## WHAT THIS TASK INVOLVES
Search the entries below. Return every line that has "frac" in it.

## DATA RECORDS
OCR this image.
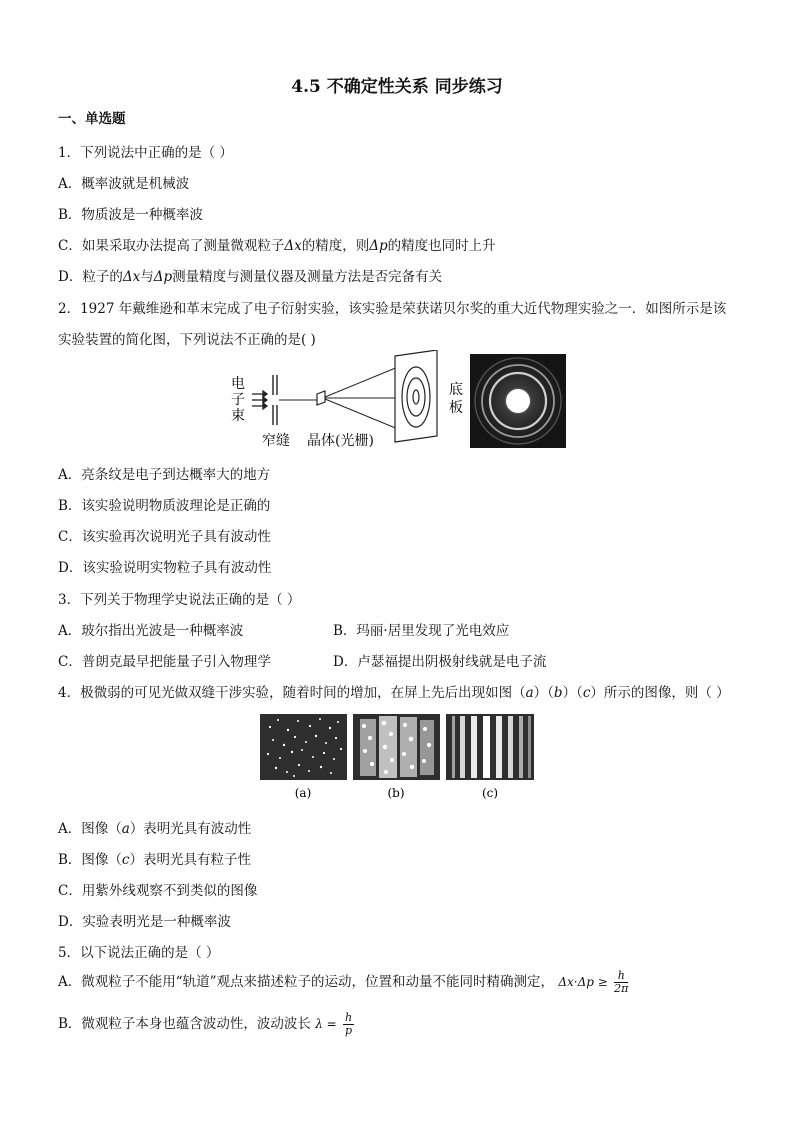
4.5 不确定性关系 同步练习
一、单选题
1．下列说法中正确的是（ ）
A．概率波就是机械波
B．物质波是一种概率波
C．如果采取办法提高了测量微观粒子Δx的精度，则Δp的精度也同时上升
D．粒子的Δx与Δp测量精度与测量仪器及测量方法是否完备有关
2．1927 年戴维逊和革末完成了电子衍射实验，该实验是荣获诺贝尔奖的重大近代物理实验之一．如图所示是该
实验装置的简化图，下列说法不正确的是( )
电
子
束
底
板
窄缝 晶体(光栅)
A．亮条纹是电子到达概率大的地方
B．该实验说明物质波理论是正确的
C．该实验再次说明光子具有波动性
D．该实验说明实物粒子具有波动性
3．下列关于物理学史说法正确的是（ ）
A．玻尔指出光波是一种概率波	B．玛丽·居里发现了光电效应
C．普朗克最早把能量子引入物理学	D．卢瑟福提出阴极射线就是电子流
4．极微弱的可见光做双缝干涉实验，随着时间的增加，在屏上先后出现如图（a）（b）（c）所示的图像，则（ ）
(a)	(b)	(c)
A．图像（a）表明光具有波动性
B．图像（c）表明光具有粒子性
C．用紫外线观察不到类似的图像
D．实验表明光是一种概率波
5．以下说法正确的是（ ）
A．微观粒子不能用“轨道”观点来描述粒子的运动，位置和动量不能同时精确测定， $\Delta x\cdot\Delta p \ge \frac{h}{2\pi}$
B．微观粒子本身也蕴含波动性，波动波长 $\lambda = \frac{h}{p}$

## EXPECTED ANSWER
A．微观粒子不能用“轨道”观点来描述粒子的运动，位置和动量不能同时精确测定， $\Delta x\cdot\Delta p \ge \frac{h}{2\pi}$
B．微观粒子本身也蕴含波动性，波动波长 $\lambda = \frac{h}{p}$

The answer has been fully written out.